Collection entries
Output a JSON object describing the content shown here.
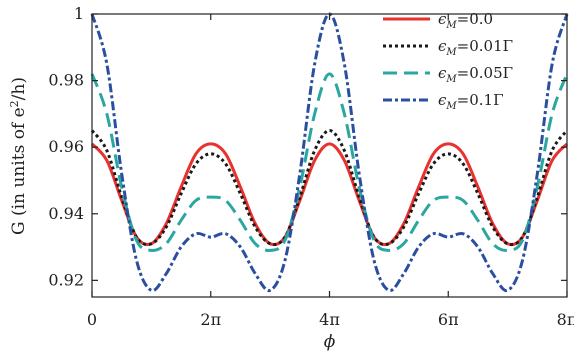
{
  "chart_data": {
    "type": "line",
    "xlabel": "ϕ",
    "ylabel_prefix": "G (in units of e",
    "ylabel_sup": "2",
    "ylabel_suffix": "/h)",
    "xlim": [
      0,
      25.1327
    ],
    "ylim": [
      0.915,
      1.0
    ],
    "x_ticks": [
      {
        "value": 0,
        "label": "0"
      },
      {
        "value": 6.2832,
        "label": "2π"
      },
      {
        "value": 12.5664,
        "label": "4π"
      },
      {
        "value": 18.8496,
        "label": "6π"
      },
      {
        "value": 25.1327,
        "label": "8π"
      }
    ],
    "y_ticks": [
      {
        "value": 0.92,
        "label": "0.92"
      },
      {
        "value": 0.94,
        "label": "0.94"
      },
      {
        "value": 0.96,
        "label": "0.96"
      },
      {
        "value": 0.98,
        "label": "0.98"
      },
      {
        "value": 1.0,
        "label": "1"
      }
    ],
    "grid": false,
    "legend_position": "top-right",
    "legend_entries": [
      {
        "label_base": "ϵ",
        "label_sub": "M",
        "label_rest": "=0.0"
      },
      {
        "label_base": "ϵ",
        "label_sub": "M",
        "label_rest": "=0.01Γ"
      },
      {
        "label_base": "ϵ",
        "label_sub": "M",
        "label_rest": "=0.05Γ"
      },
      {
        "label_base": "ϵ",
        "label_sub": "M",
        "label_rest": "=0.1Γ"
      }
    ],
    "series": [
      {
        "color": "#e8322e",
        "dash": "",
        "width": 3,
        "x": [
          0,
          0.785,
          1.571,
          2.356,
          3.142,
          3.927,
          4.712,
          5.498,
          6.283,
          7.069,
          7.854,
          8.639,
          9.425,
          10.21,
          10.996,
          11.781,
          12.566,
          13.352,
          14.137,
          14.923,
          15.708,
          16.493,
          17.279,
          18.064,
          18.85,
          19.635,
          20.42,
          21.206,
          21.991,
          22.777,
          23.562,
          24.347,
          25.133
        ],
        "y": [
          0.961,
          0.956,
          0.944,
          0.933,
          0.931,
          0.937,
          0.948,
          0.958,
          0.961,
          0.958,
          0.948,
          0.937,
          0.931,
          0.933,
          0.944,
          0.956,
          0.961,
          0.956,
          0.944,
          0.933,
          0.931,
          0.937,
          0.948,
          0.958,
          0.961,
          0.958,
          0.948,
          0.937,
          0.931,
          0.933,
          0.944,
          0.956,
          0.961
        ]
      },
      {
        "color": "#1a1a1a",
        "dash": "3,3",
        "width": 3,
        "x": [
          0,
          0.785,
          1.571,
          2.356,
          3.142,
          3.927,
          4.712,
          5.498,
          6.283,
          7.069,
          7.854,
          8.639,
          9.425,
          10.21,
          10.996,
          11.781,
          12.566,
          13.352,
          14.137,
          14.923,
          15.708,
          16.493,
          17.279,
          18.064,
          18.85,
          19.635,
          20.42,
          21.206,
          21.991,
          22.777,
          23.562,
          24.347,
          25.133
        ],
        "y": [
          0.965,
          0.959,
          0.945,
          0.933,
          0.931,
          0.936,
          0.946,
          0.955,
          0.958,
          0.955,
          0.946,
          0.936,
          0.931,
          0.933,
          0.945,
          0.959,
          0.965,
          0.959,
          0.945,
          0.933,
          0.931,
          0.936,
          0.946,
          0.955,
          0.958,
          0.955,
          0.946,
          0.936,
          0.931,
          0.933,
          0.945,
          0.959,
          0.965
        ]
      },
      {
        "color": "#2aa7a0",
        "dash": "14,7",
        "width": 3,
        "x": [
          0,
          0.785,
          1.571,
          2.356,
          3.142,
          3.927,
          4.712,
          5.498,
          6.283,
          7.069,
          7.854,
          8.639,
          9.425,
          10.21,
          10.996,
          11.781,
          12.566,
          13.352,
          14.137,
          14.923,
          15.708,
          16.493,
          17.279,
          18.064,
          18.85,
          19.635,
          20.42,
          21.206,
          21.991,
          22.777,
          23.562,
          24.347,
          25.133
        ],
        "y": [
          0.982,
          0.97,
          0.948,
          0.932,
          0.929,
          0.931,
          0.938,
          0.944,
          0.945,
          0.944,
          0.938,
          0.931,
          0.929,
          0.932,
          0.948,
          0.97,
          0.982,
          0.97,
          0.948,
          0.932,
          0.929,
          0.931,
          0.938,
          0.944,
          0.945,
          0.944,
          0.938,
          0.931,
          0.929,
          0.932,
          0.948,
          0.97,
          0.982
        ]
      },
      {
        "color": "#2a4fa0",
        "dash": "9,3,3,3",
        "width": 3,
        "x": [
          0,
          0.785,
          1.571,
          2.356,
          3.142,
          3.927,
          4.712,
          5.498,
          6.283,
          7.069,
          7.854,
          8.639,
          9.425,
          10.21,
          10.996,
          11.781,
          12.566,
          13.352,
          14.137,
          14.923,
          15.708,
          16.493,
          17.279,
          18.064,
          18.85,
          19.635,
          20.42,
          21.206,
          21.991,
          22.777,
          23.562,
          24.347,
          25.133
        ],
        "y": [
          1.0,
          0.985,
          0.952,
          0.926,
          0.917,
          0.922,
          0.93,
          0.934,
          0.933,
          0.934,
          0.93,
          0.922,
          0.917,
          0.926,
          0.952,
          0.985,
          1.0,
          0.985,
          0.952,
          0.926,
          0.917,
          0.922,
          0.93,
          0.934,
          0.933,
          0.934,
          0.93,
          0.922,
          0.917,
          0.926,
          0.952,
          0.985,
          1.0
        ]
      }
    ]
  }
}
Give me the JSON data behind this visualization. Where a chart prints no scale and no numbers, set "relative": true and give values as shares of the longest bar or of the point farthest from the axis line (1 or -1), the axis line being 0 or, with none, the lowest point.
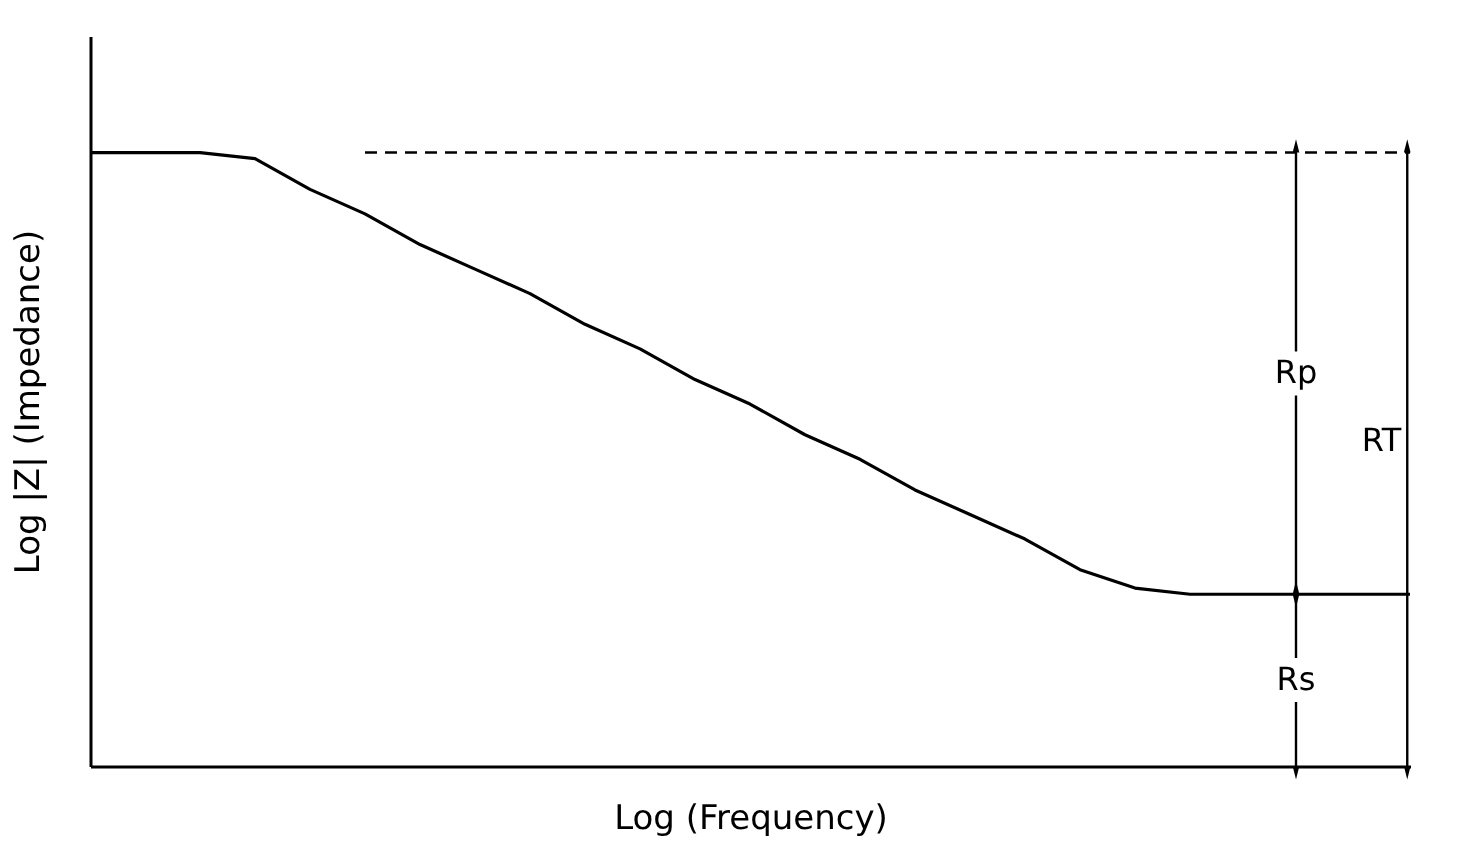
{
  "chart_data": {
    "type": "line",
    "relative": true,
    "xlabel": "Log (Frequency)",
    "ylabel": "Log |Z| (Impedance)",
    "categories": [
      null,
      null,
      null,
      null,
      null,
      null,
      null,
      null,
      null,
      null,
      null,
      null,
      null,
      null,
      null,
      null,
      null,
      null,
      null,
      null,
      null,
      null,
      null,
      null,
      null
    ],
    "series": [
      {
        "color": "#000000",
        "values": [
          1,
          1,
          1,
          0.99,
          0.94,
          0.9,
          0.85,
          0.81,
          0.77,
          0.72,
          0.68,
          0.63,
          0.59,
          0.54,
          0.5,
          0.45,
          0.41,
          0.37,
          0.32,
          0.29,
          0.28,
          0.28,
          0.28,
          0.28,
          0.28
        ]
      }
    ],
    "ref_lines": [
      {
        "axis": "y",
        "value": 1,
        "line_style": "dashed"
      }
    ],
    "annotations": [
      "Rp",
      "Rs",
      "RT"
    ],
    "grid": false,
    "marker": "none",
    "line_style": "solid"
  }
}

■ Job
Repeat exactly the lines from the one containing "Give me the" through the last line of the records above, both included, and leave out the pictures.

■ Exercise response
Give me the JSON data behind this visualization. Where a chart prints no scale and no numbers, set "relative": true and give values as shares of the longest bar or of the point farthest from the axis line (1 or -1), the axis line being 0 or, with none, the lowest point.
{
  "chart_data": {
    "type": "line",
    "relative": true,
    "xlabel": "Log (Frequency)",
    "ylabel": "Log |Z| (Impedance)",
    "categories": [
      null,
      null,
      null,
      null,
      null,
      null,
      null,
      null,
      null,
      null,
      null,
      null,
      null,
      null,
      null,
      null,
      null,
      null,
      null,
      null,
      null,
      null,
      null,
      null,
      null
    ],
    "series": [
      {
        "color": "#000000",
        "values": [
          1,
          1,
          1,
          0.99,
          0.94,
          0.9,
          0.85,
          0.81,
          0.77,
          0.72,
          0.68,
          0.63,
          0.59,
          0.54,
          0.5,
          0.45,
          0.41,
          0.37,
          0.32,
          0.29,
          0.28,
          0.28,
          0.28,
          0.28,
          0.28
        ]
      }
    ],
    "ref_lines": [
      {
        "axis": "y",
        "value": 1,
        "line_style": "dashed"
      }
    ],
    "annotations": [
      "Rp",
      "Rs",
      "RT"
    ],
    "grid": false,
    "marker": "none",
    "line_style": "solid"
  }
}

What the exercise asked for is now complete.